[A run of records]
☆ ☆ ☆

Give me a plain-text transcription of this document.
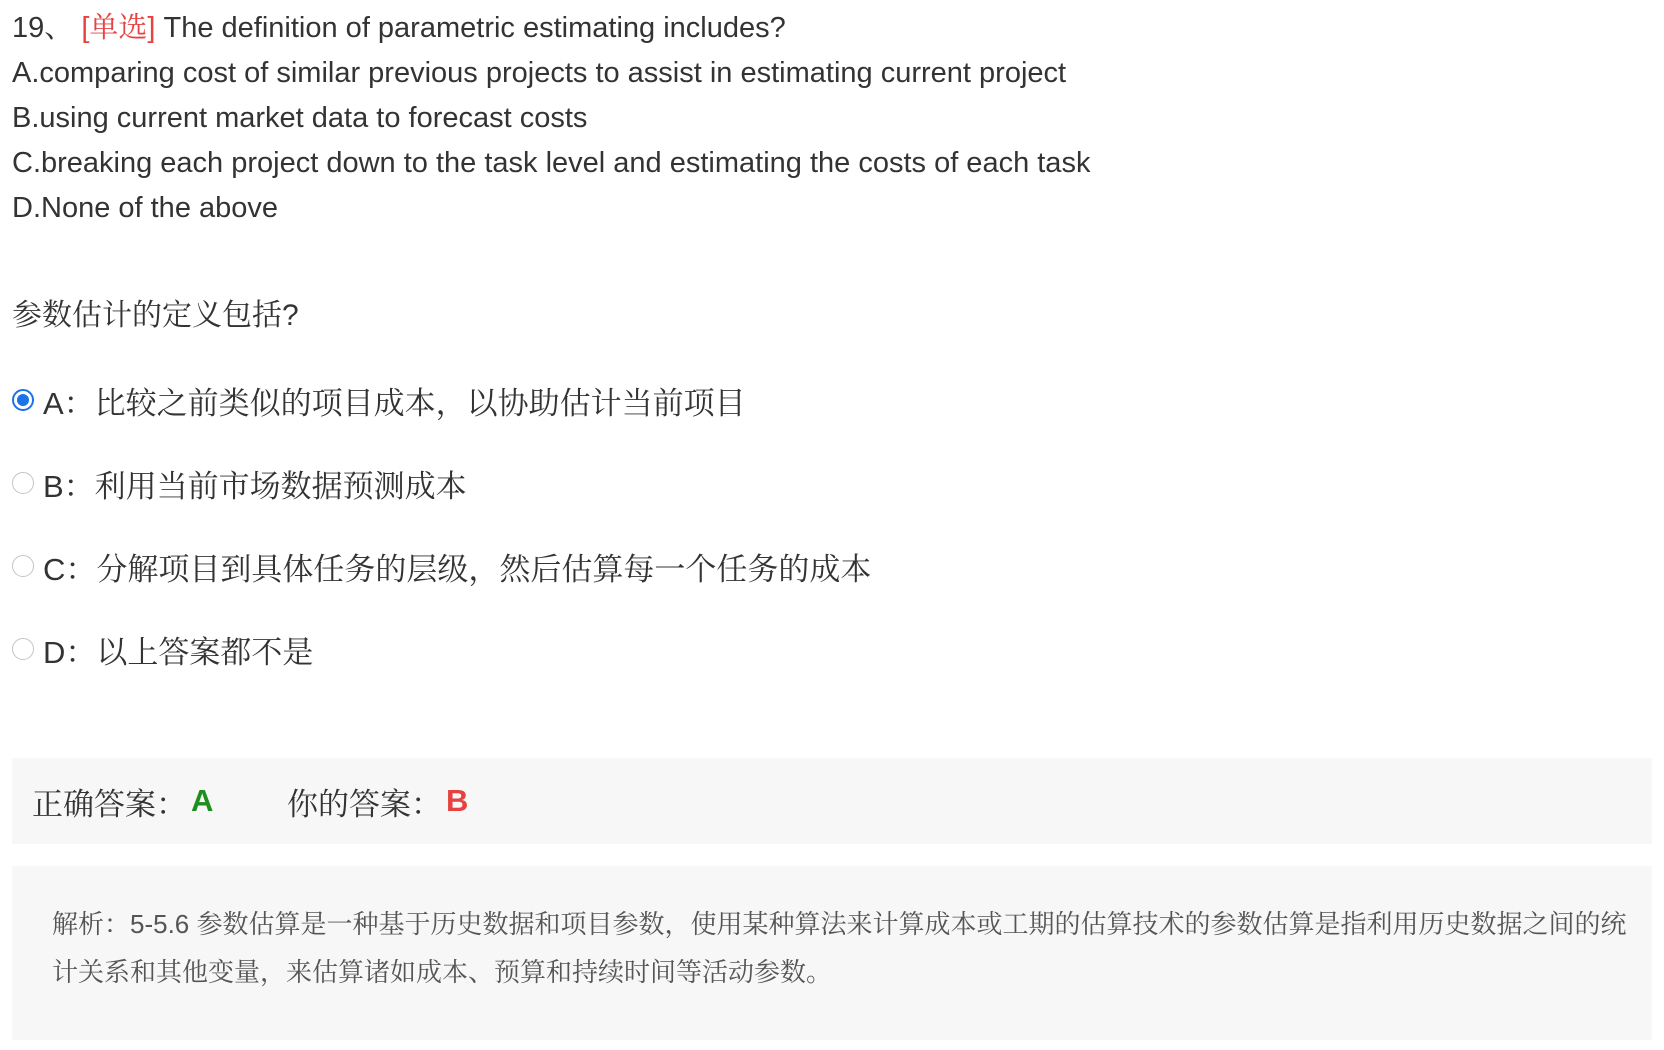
19、 [单选] The definition of parametric estimating includes?
A.comparing cost of similar previous projects to assist in estimating current project
B.using current market data to forecast costs
C.breaking each project down to the task level and estimating the costs of each task
D.None of the above
参数估计的定义包括?
A：比较之前类似的项目成本，以协助估计当前项目
B：利用当前市场数据预测成本
C：分解项目到具体任务的层级，然后估算每一个任务的成本
D：以上答案都不是
正确答案： A 你的答案： B
解析：5-5.6 参数估算是一种基于历史数据和项目参数，使用某种算法来计算成本或工期的估算技术的参数估算是指利用历史数据之间的统计关系和其他变量，来估算诸如成本、预算和持续时间等活动参数。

☆ ☆ ☆

Above are records to transcribe exactly; leave their pictures out.

Give me a plain-text transcription of this document.
19、 [单选] The definition of parametric estimating includes?
A.comparing cost of similar previous projects to assist in estimating current project
B.using current market data to forecast costs
C.breaking each project down to the task level and estimating the costs of each task
D.None of the above
参数估计的定义包括?
A：比较之前类似的项目成本，以协助估计当前项目
B：利用当前市场数据预测成本
C：分解项目到具体任务的层级，然后估算每一个任务的成本
D：以上答案都不是
正确答案： A 你的答案： B
解析：5-5.6 参数估算是一种基于历史数据和项目参数，使用某种算法来计算成本或工期的估算技术的参数估算是指利用历史数据之间的统计关系和其他变量，来估算诸如成本、预算和持续时间等活动参数。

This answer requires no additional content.